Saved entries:
====
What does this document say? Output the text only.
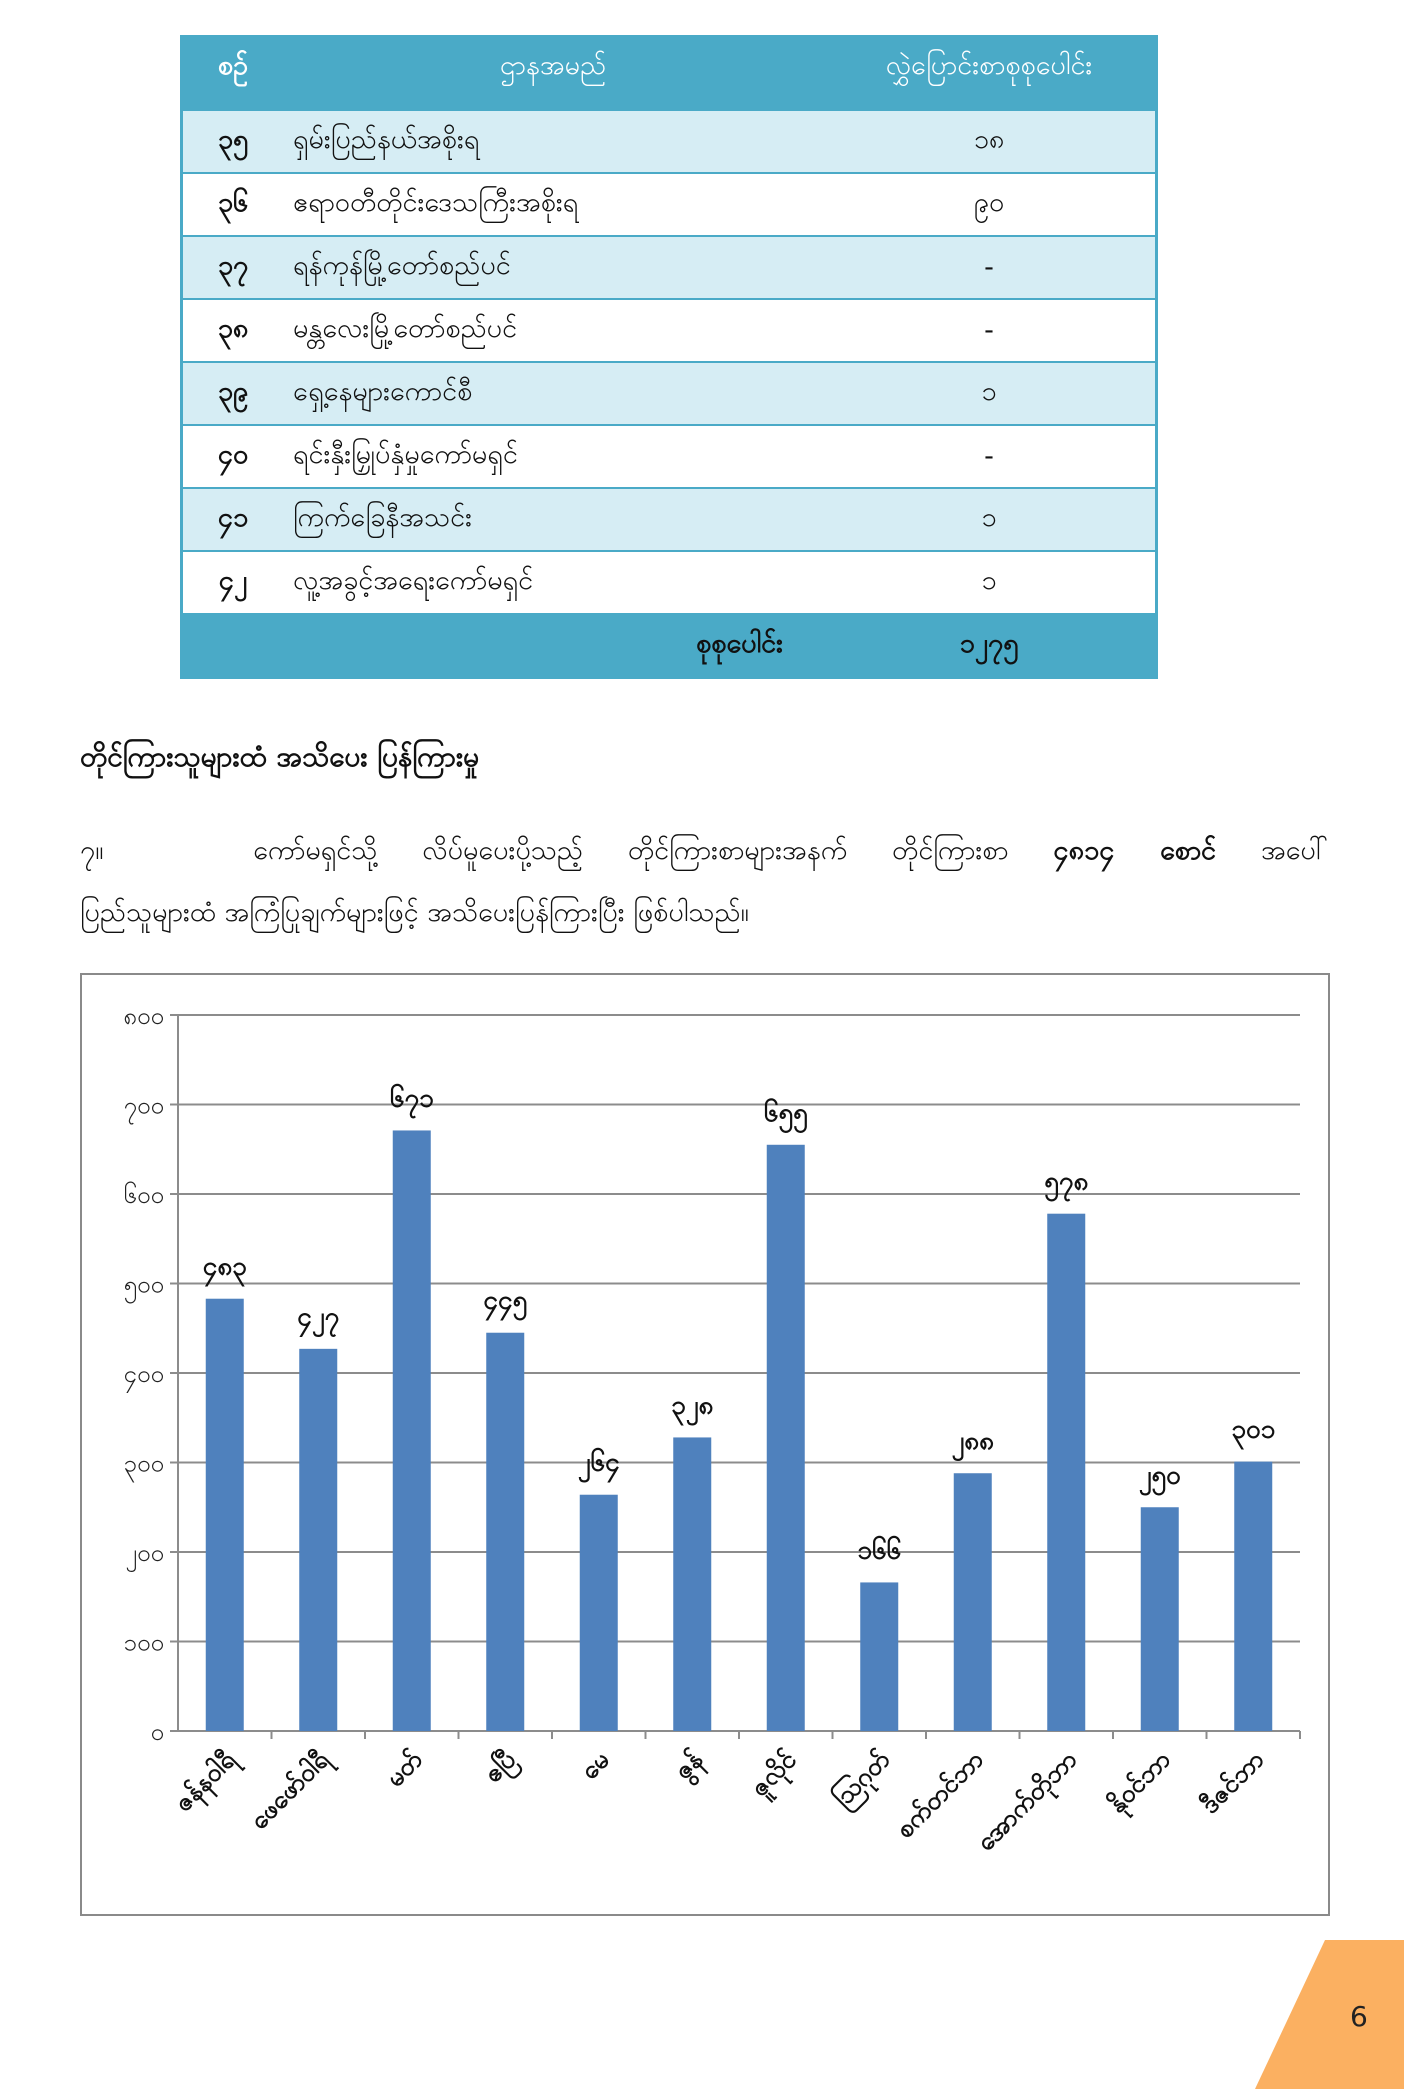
စဉ်	ဌာနအမည်	လွှဲပြောင်းစာစုစုပေါင်း
၃၅	ရှမ်းပြည်နယ်အစိုးရ	၁၈
၃၆	ဧရာဝတီတိုင်းဒေသကြီးအစိုးရ	၉၀
၃၇	ရန်ကုန်မြို့တော်စည်ပင်	-
၃၈	မန္တလေးမြို့တော်စည်ပင်	-
၃၉	ရှေ့နေများကောင်စီ	၁
၄၀	ရင်းနှီးမြှုပ်နှံမှုကော်မရှင်	-
၄၁	ကြက်ခြေနီအသင်း	၁
၄၂	လူ့အခွင့်အရေးကော်မရှင်	၁
	စုစုပေါင်း	၁၂၇၅
တိုင်ကြားသူများထံ အသိပေး ပြန်ကြားမှု
၇။	ကော်မရှင်သို့ လိပ်မူပေးပို့သည့် တိုင်ကြားစာများအနက် တိုင်ကြားစာ ၄၈၁၄ စောင် အပေါ်
ပြည်သူများထံ အကြံပြုချက်များဖြင့် အသိပေးပြန်ကြားပြီး ဖြစ်ပါသည်။
၀
၁၀၀
၂၀၀
၃၀၀
၄၀၀
၅၀၀
၆၀၀
၇၀၀
၈၀၀
၄၈၃
ဇန်နဝါရီ
၄၂၇
ဖေဖော်ဝါရီ
၆၇၁
မတ်
၄၄၅
ဧပြီ
၂၆၄
မေ
၃၂၈
ဇွန်
၆၅၅
ဇူလိုင်
၁၆၆
ဩဂုတ်
၂၈၈
စက်တင်ဘာ
၅၇၈
အောက်တိုဘာ
၂၅၀
နိုဝင်ဘာ
၃၀၁
ဒီဇင်ဘာ
6
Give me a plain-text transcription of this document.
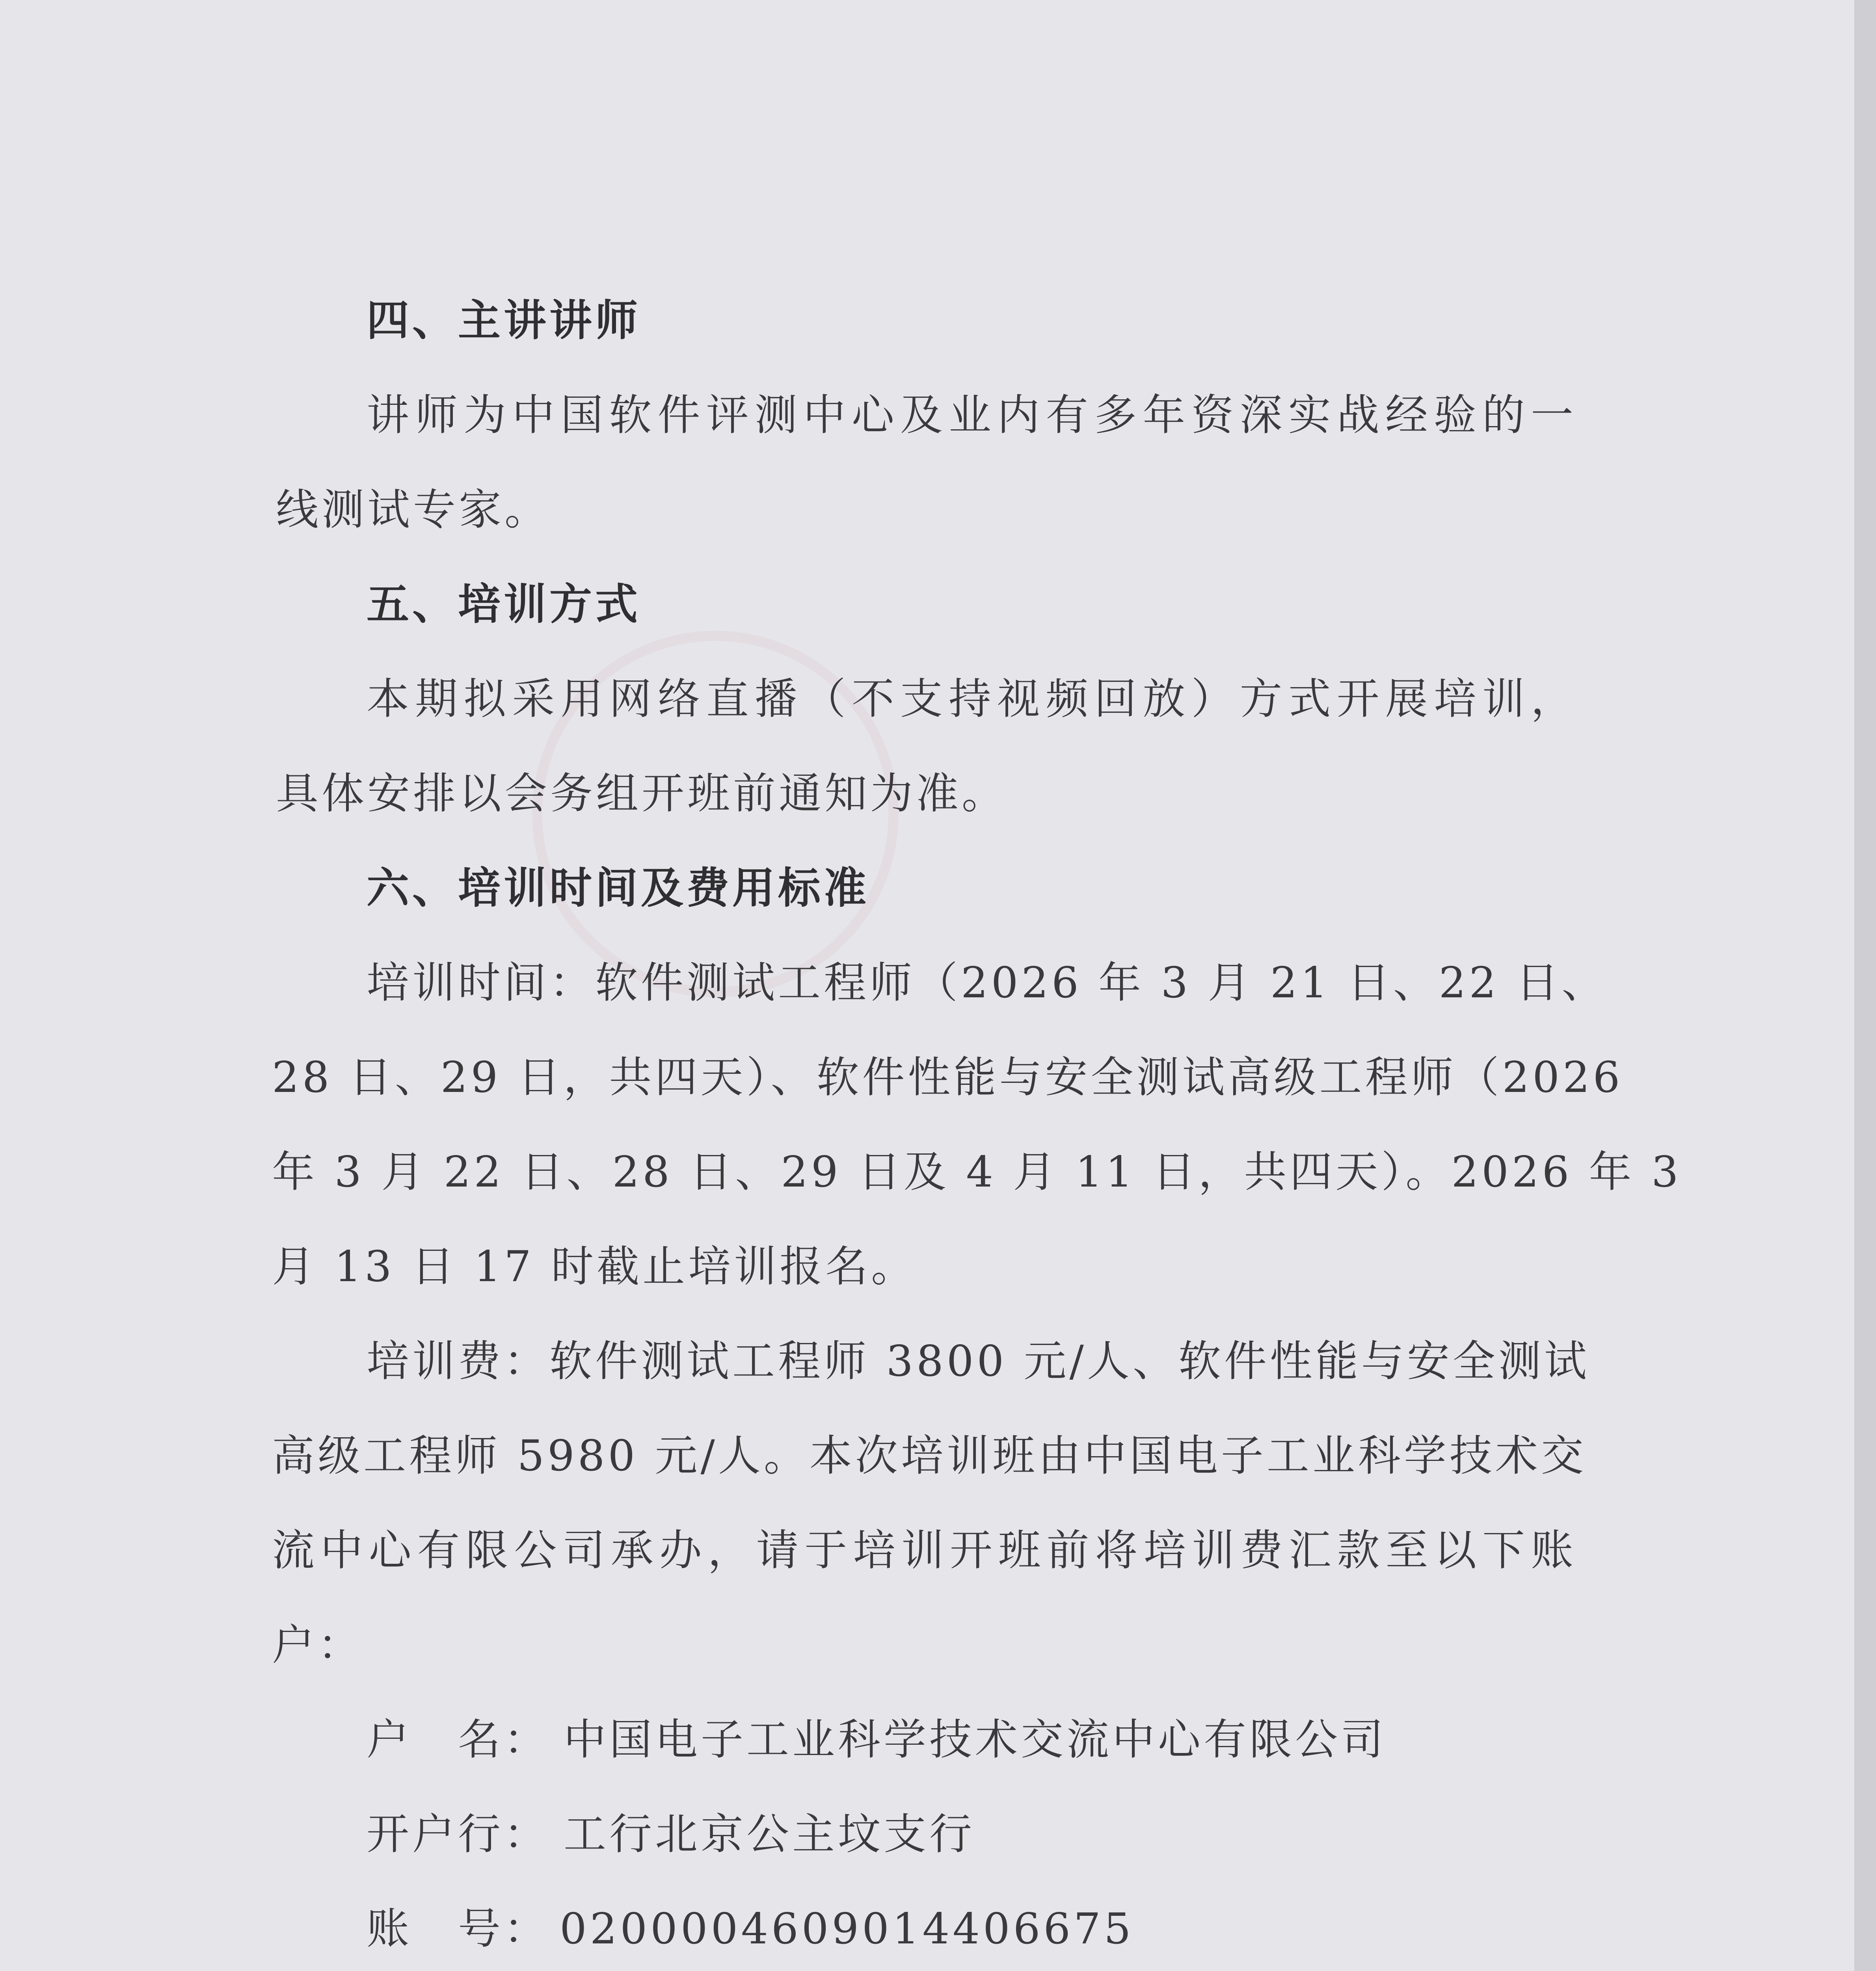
四、主讲讲师
讲师为中国软件评测中心及业内有多年资深实战经验的一
线测试专家。
五、培训方式
本期拟采用网络直播（不支持视频回放）方式开展培训，
具体安排以会务组开班前通知为准。
六、培训时间及费用标准
培训时间：软件测试工程师（2026 年 3 月 21 日、22 日、
28 日、29 日，共四天）、软件性能与安全测试高级工程师（2026
年 3 月 22 日、28 日、29 日及 4 月 11 日，共四天）。2026 年 3
月 13 日 17 时截止培训报名。
培训费：软件测试工程师 3800 元/人、软件性能与安全测试
高级工程师 5980 元/人。本次培训班由中国电子工业科学技术交
流中心有限公司承办，请于培训开班前将培训费汇款至以下账
户：
户　名： 中国电子工业科学技术交流中心有限公司
开户行： 工行北京公主坟支行
账　号： 0200004609014406675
====
Work to complete:
Give the entries again without a single change, but with no pictures.

Task output:
What does this document say? Output the text only.
စဉ်	ဌာနအမည်	လွှဲပြောင်းစာစုစုပေါင်း
၃၅	ရှမ်းပြည်နယ်အစိုးရ	၁၈
၃၆	ဧရာဝတီတိုင်းဒေသကြီးအစိုးရ	၉၀
၃၇	ရန်ကုန်မြို့တော်စည်ပင်	-
၃၈	မန္တလေးမြို့တော်စည်ပင်	-
၃၉	ရှေ့နေများကောင်စီ	၁
၄၀	ရင်းနှီးမြှုပ်နှံမှုကော်မရှင်	-
၄၁	ကြက်ခြေနီအသင်း	၁
၄၂	လူ့အခွင့်အရေးကော်မရှင်	၁
	စုစုပေါင်း	၁၂၇၅
တိုင်ကြားသူများထံ အသိပေး ပြန်ကြားမှု
၇။	ကော်မရှင်သို့ လိပ်မူပေးပို့သည့် တိုင်ကြားစာများအနက် တိုင်ကြားစာ ၄၈၁၄ စောင် အပေါ်
ပြည်သူများထံ အကြံပြုချက်များဖြင့် အသိပေးပြန်ကြားပြီး ဖြစ်ပါသည်။
၀
၁၀၀
၂၀၀
၃၀၀
၄၀၀
၅၀၀
၆၀၀
၇၀၀
၈၀၀
၄၈၃
ဇန်နဝါရီ
၄၂၇
ဖေဖော်ဝါရီ
၆၇၁
မတ်
၄၄၅
ဧပြီ
၂၆၄
မေ
၃၂၈
ဇွန်
၆၅၅
ဇူလိုင်
၁၆၆
ဩဂုတ်
၂၈၈
စက်တင်ဘာ
၅၇၈
အောက်တိုဘာ
၂၅၀
နိုဝင်ဘာ
၃၀၁
ဒီဇင်ဘာ
6
Give me a plain-text transcription of this document.
四、主讲讲师
讲师为中国软件评测中心及业内有多年资深实战经验的一
线测试专家。
五、培训方式
本期拟采用网络直播（不支持视频回放）方式开展培训，
具体安排以会务组开班前通知为准。
六、培训时间及费用标准
培训时间：软件测试工程师（2026 年 3 月 21 日、22 日、
28 日、29 日，共四天）、软件性能与安全测试高级工程师（2026
年 3 月 22 日、28 日、29 日及 4 月 11 日，共四天）。2026 年 3
月 13 日 17 时截止培训报名。
培训费：软件测试工程师 3800 元/人、软件性能与安全测试
高级工程师 5980 元/人。本次培训班由中国电子工业科学技术交
流中心有限公司承办，请于培训开班前将培训费汇款至以下账
户：
户　名： 中国电子工业科学技术交流中心有限公司
开户行： 工行北京公主坟支行
账　号： 0200004609014406675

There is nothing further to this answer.